**What to produce**: Make an exact copy of all the entries below, with the pictures left out.

**Information shown**:
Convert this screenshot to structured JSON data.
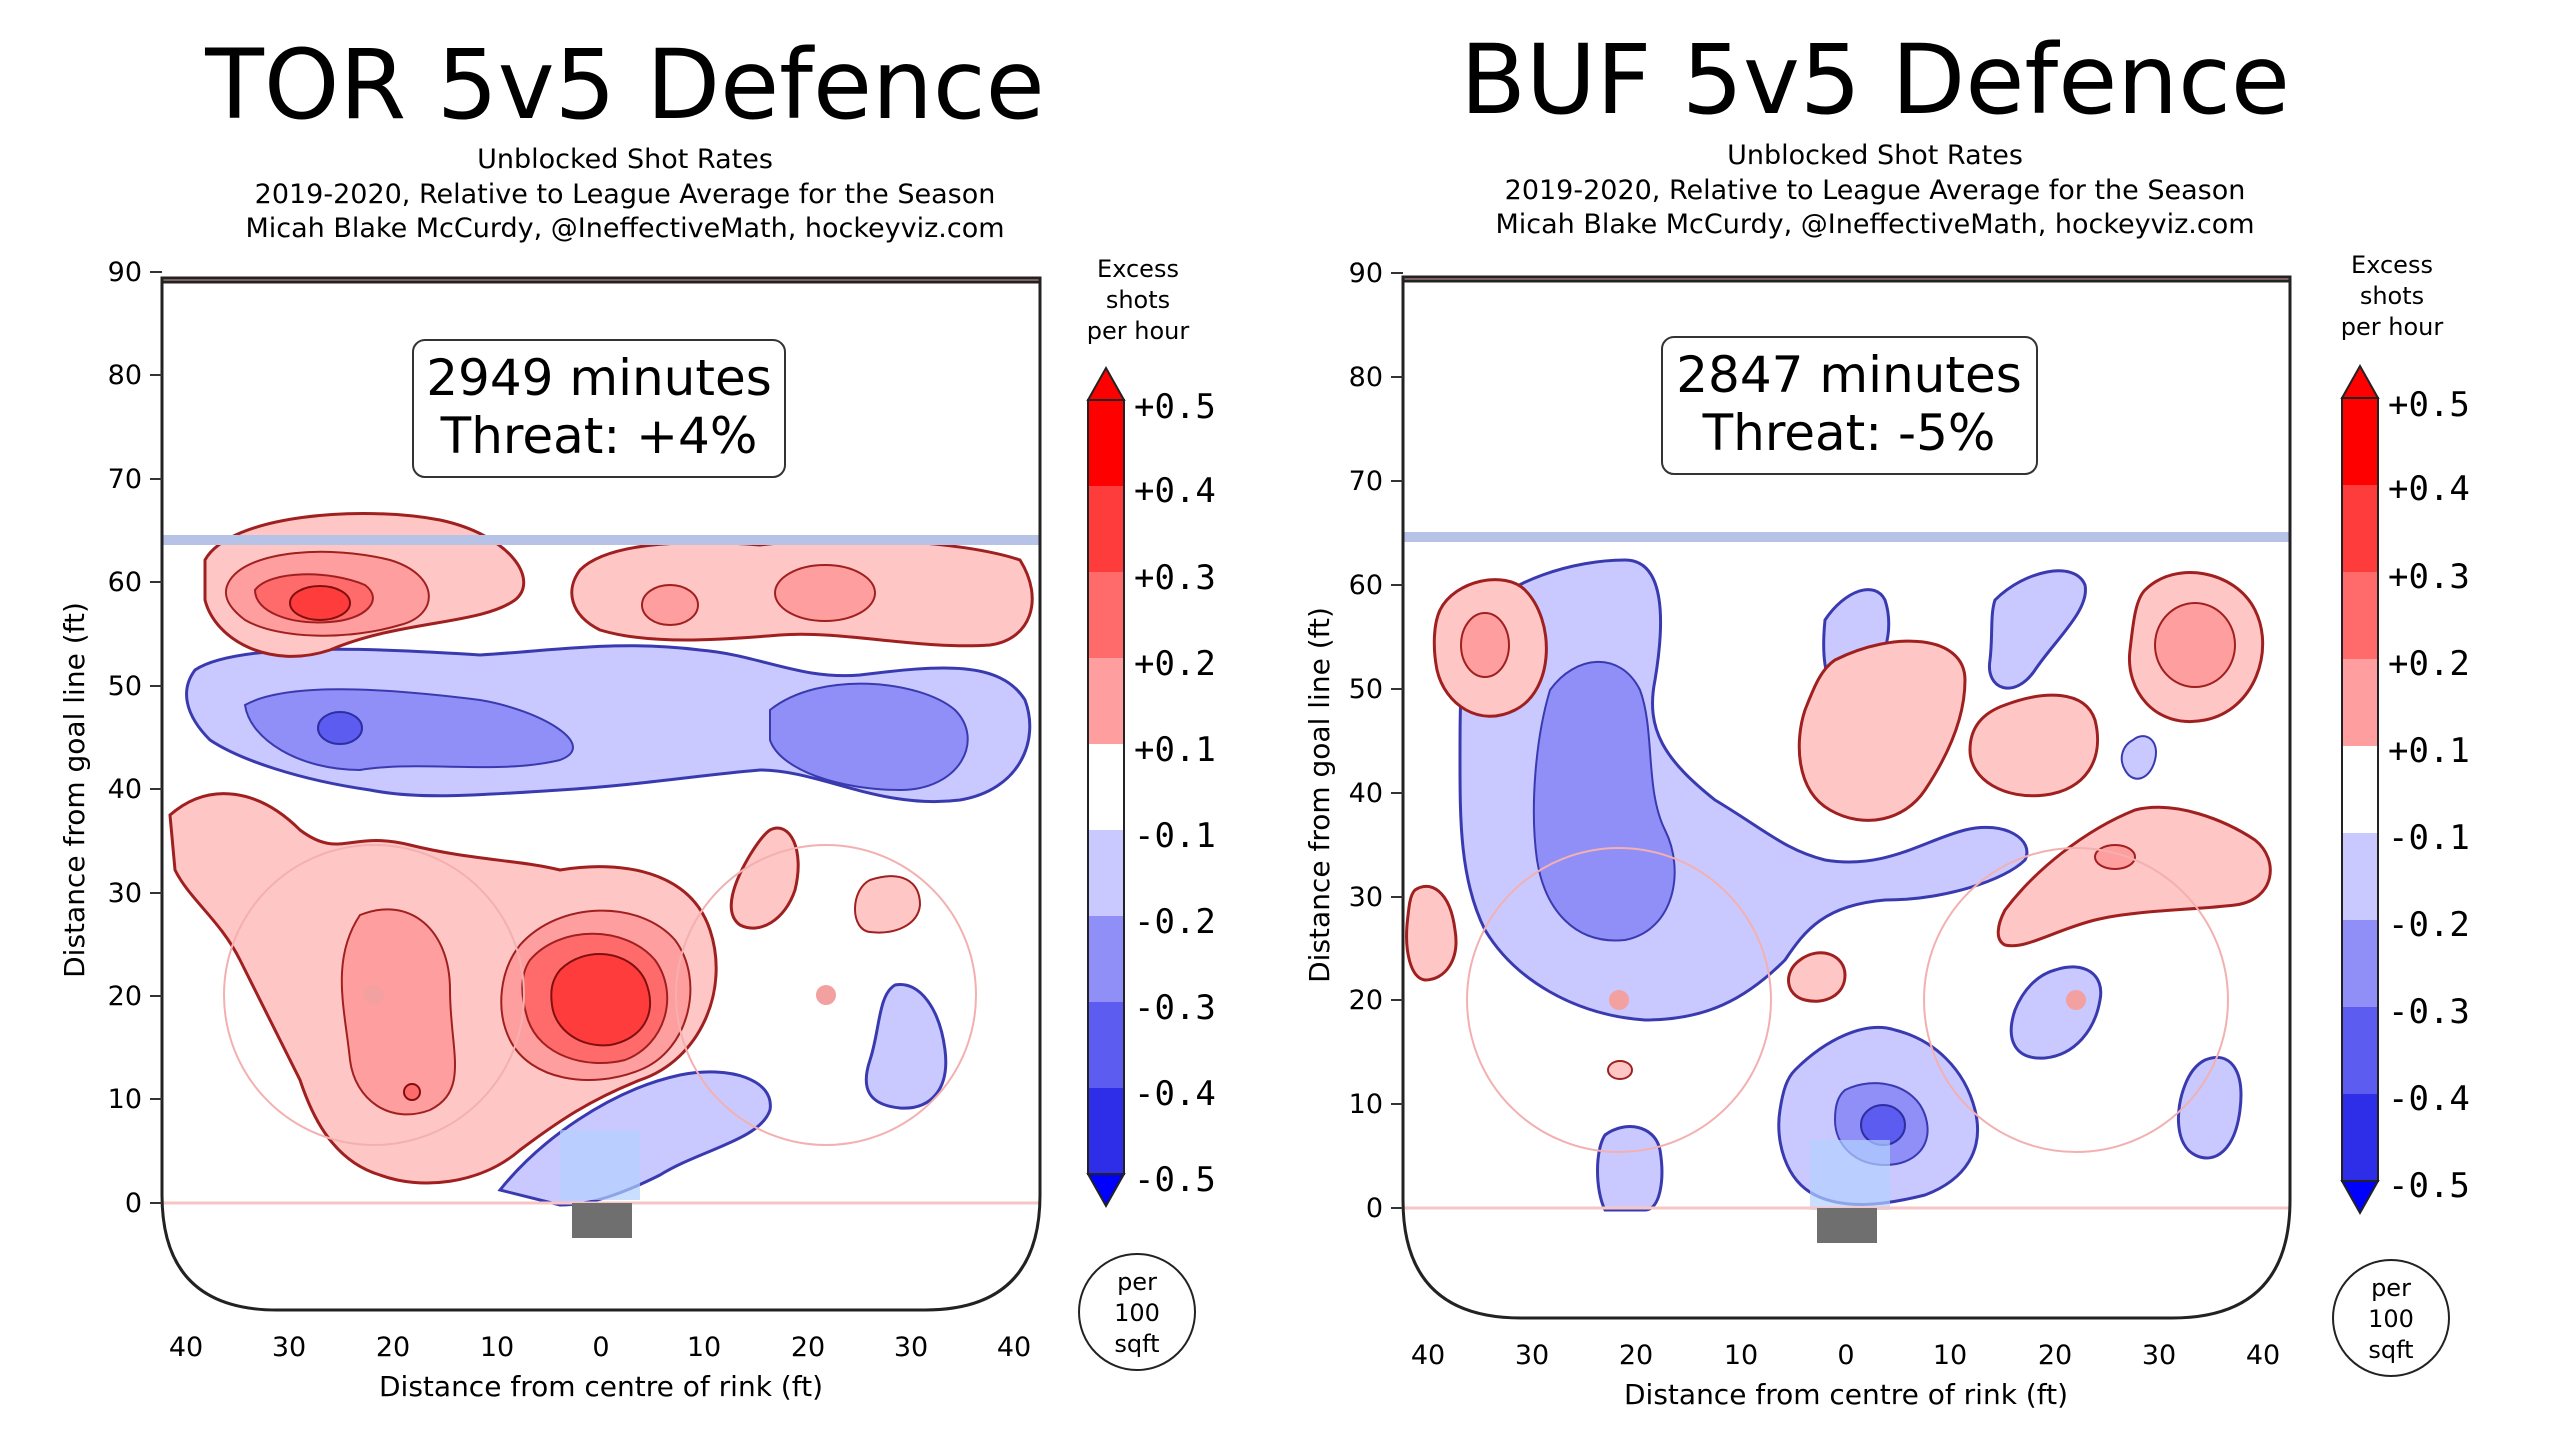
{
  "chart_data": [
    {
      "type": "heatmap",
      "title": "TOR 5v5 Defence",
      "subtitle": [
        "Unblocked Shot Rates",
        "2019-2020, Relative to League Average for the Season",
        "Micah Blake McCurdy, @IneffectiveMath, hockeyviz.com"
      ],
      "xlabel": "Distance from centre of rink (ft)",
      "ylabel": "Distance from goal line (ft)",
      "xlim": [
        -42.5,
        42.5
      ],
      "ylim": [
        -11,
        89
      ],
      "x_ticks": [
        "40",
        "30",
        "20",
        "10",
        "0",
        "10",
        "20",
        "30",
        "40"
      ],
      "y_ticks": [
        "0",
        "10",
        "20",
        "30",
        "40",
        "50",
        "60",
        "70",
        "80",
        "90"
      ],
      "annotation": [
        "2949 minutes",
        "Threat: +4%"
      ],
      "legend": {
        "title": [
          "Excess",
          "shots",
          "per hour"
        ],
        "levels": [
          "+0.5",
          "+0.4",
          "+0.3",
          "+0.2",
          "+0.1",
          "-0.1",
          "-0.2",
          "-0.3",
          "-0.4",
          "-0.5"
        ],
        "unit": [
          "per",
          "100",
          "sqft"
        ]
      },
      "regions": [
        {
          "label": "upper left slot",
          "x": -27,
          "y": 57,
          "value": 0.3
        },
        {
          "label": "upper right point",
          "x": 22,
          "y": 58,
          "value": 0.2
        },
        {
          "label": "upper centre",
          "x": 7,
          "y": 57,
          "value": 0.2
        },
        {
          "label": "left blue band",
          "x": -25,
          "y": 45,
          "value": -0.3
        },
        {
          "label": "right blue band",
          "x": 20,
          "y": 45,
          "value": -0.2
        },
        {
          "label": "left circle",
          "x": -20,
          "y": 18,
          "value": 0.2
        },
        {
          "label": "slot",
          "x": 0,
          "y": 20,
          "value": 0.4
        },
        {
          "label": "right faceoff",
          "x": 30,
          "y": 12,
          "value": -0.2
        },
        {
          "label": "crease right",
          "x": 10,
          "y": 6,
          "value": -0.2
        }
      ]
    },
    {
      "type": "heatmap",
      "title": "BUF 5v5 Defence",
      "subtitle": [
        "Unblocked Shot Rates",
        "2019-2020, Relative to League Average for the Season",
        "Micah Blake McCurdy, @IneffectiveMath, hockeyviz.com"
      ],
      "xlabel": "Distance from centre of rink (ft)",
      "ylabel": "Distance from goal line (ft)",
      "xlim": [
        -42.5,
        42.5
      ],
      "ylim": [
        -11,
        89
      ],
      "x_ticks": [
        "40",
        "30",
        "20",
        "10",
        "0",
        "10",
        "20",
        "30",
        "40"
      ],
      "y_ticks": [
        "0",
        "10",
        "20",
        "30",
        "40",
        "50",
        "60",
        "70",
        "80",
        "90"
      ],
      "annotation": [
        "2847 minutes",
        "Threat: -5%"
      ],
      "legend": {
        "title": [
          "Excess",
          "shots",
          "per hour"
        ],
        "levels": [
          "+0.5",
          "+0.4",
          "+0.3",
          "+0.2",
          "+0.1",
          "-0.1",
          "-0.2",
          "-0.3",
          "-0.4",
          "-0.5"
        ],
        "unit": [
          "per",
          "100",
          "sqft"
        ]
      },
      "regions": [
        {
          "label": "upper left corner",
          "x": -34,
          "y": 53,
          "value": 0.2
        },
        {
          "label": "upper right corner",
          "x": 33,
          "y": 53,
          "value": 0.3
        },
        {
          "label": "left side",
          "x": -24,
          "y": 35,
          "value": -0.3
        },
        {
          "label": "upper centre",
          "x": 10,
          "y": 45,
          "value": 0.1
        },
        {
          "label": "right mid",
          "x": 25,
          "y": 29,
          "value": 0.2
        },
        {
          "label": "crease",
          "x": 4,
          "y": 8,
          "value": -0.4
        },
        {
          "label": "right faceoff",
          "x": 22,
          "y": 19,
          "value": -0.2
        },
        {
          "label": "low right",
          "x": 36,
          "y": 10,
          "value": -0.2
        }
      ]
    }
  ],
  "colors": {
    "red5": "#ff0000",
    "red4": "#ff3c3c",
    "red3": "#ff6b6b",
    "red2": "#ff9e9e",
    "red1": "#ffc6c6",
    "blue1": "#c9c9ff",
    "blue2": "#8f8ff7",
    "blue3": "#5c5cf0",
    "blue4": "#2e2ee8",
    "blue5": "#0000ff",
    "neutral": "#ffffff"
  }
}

**Final answer**:
Convert this screenshot to structured JSON data.
{
  "chart_data": [
    {
      "type": "heatmap",
      "title": "TOR 5v5 Defence",
      "subtitle": [
        "Unblocked Shot Rates",
        "2019-2020, Relative to League Average for the Season",
        "Micah Blake McCurdy, @IneffectiveMath, hockeyviz.com"
      ],
      "xlabel": "Distance from centre of rink (ft)",
      "ylabel": "Distance from goal line (ft)",
      "xlim": [
        -42.5,
        42.5
      ],
      "ylim": [
        -11,
        89
      ],
      "x_ticks": [
        "40",
        "30",
        "20",
        "10",
        "0",
        "10",
        "20",
        "30",
        "40"
      ],
      "y_ticks": [
        "0",
        "10",
        "20",
        "30",
        "40",
        "50",
        "60",
        "70",
        "80",
        "90"
      ],
      "annotation": [
        "2949 minutes",
        "Threat: +4%"
      ],
      "legend": {
        "title": [
          "Excess",
          "shots",
          "per hour"
        ],
        "levels": [
          "+0.5",
          "+0.4",
          "+0.3",
          "+0.2",
          "+0.1",
          "-0.1",
          "-0.2",
          "-0.3",
          "-0.4",
          "-0.5"
        ],
        "unit": [
          "per",
          "100",
          "sqft"
        ]
      },
      "regions": [
        {
          "label": "upper left slot",
          "x": -27,
          "y": 57,
          "value": 0.3
        },
        {
          "label": "upper right point",
          "x": 22,
          "y": 58,
          "value": 0.2
        },
        {
          "label": "upper centre",
          "x": 7,
          "y": 57,
          "value": 0.2
        },
        {
          "label": "left blue band",
          "x": -25,
          "y": 45,
          "value": -0.3
        },
        {
          "label": "right blue band",
          "x": 20,
          "y": 45,
          "value": -0.2
        },
        {
          "label": "left circle",
          "x": -20,
          "y": 18,
          "value": 0.2
        },
        {
          "label": "slot",
          "x": 0,
          "y": 20,
          "value": 0.4
        },
        {
          "label": "right faceoff",
          "x": 30,
          "y": 12,
          "value": -0.2
        },
        {
          "label": "crease right",
          "x": 10,
          "y": 6,
          "value": -0.2
        }
      ]
    },
    {
      "type": "heatmap",
      "title": "BUF 5v5 Defence",
      "subtitle": [
        "Unblocked Shot Rates",
        "2019-2020, Relative to League Average for the Season",
        "Micah Blake McCurdy, @IneffectiveMath, hockeyviz.com"
      ],
      "xlabel": "Distance from centre of rink (ft)",
      "ylabel": "Distance from goal line (ft)",
      "xlim": [
        -42.5,
        42.5
      ],
      "ylim": [
        -11,
        89
      ],
      "x_ticks": [
        "40",
        "30",
        "20",
        "10",
        "0",
        "10",
        "20",
        "30",
        "40"
      ],
      "y_ticks": [
        "0",
        "10",
        "20",
        "30",
        "40",
        "50",
        "60",
        "70",
        "80",
        "90"
      ],
      "annotation": [
        "2847 minutes",
        "Threat: -5%"
      ],
      "legend": {
        "title": [
          "Excess",
          "shots",
          "per hour"
        ],
        "levels": [
          "+0.5",
          "+0.4",
          "+0.3",
          "+0.2",
          "+0.1",
          "-0.1",
          "-0.2",
          "-0.3",
          "-0.4",
          "-0.5"
        ],
        "unit": [
          "per",
          "100",
          "sqft"
        ]
      },
      "regions": [
        {
          "label": "upper left corner",
          "x": -34,
          "y": 53,
          "value": 0.2
        },
        {
          "label": "upper right corner",
          "x": 33,
          "y": 53,
          "value": 0.3
        },
        {
          "label": "left side",
          "x": -24,
          "y": 35,
          "value": -0.3
        },
        {
          "label": "upper centre",
          "x": 10,
          "y": 45,
          "value": 0.1
        },
        {
          "label": "right mid",
          "x": 25,
          "y": 29,
          "value": 0.2
        },
        {
          "label": "crease",
          "x": 4,
          "y": 8,
          "value": -0.4
        },
        {
          "label": "right faceoff",
          "x": 22,
          "y": 19,
          "value": -0.2
        },
        {
          "label": "low right",
          "x": 36,
          "y": 10,
          "value": -0.2
        }
      ]
    }
  ],
  "colors": {
    "red5": "#ff0000",
    "red4": "#ff3c3c",
    "red3": "#ff6b6b",
    "red2": "#ff9e9e",
    "red1": "#ffc6c6",
    "blue1": "#c9c9ff",
    "blue2": "#8f8ff7",
    "blue3": "#5c5cf0",
    "blue4": "#2e2ee8",
    "blue5": "#0000ff",
    "neutral": "#ffffff"
  }
}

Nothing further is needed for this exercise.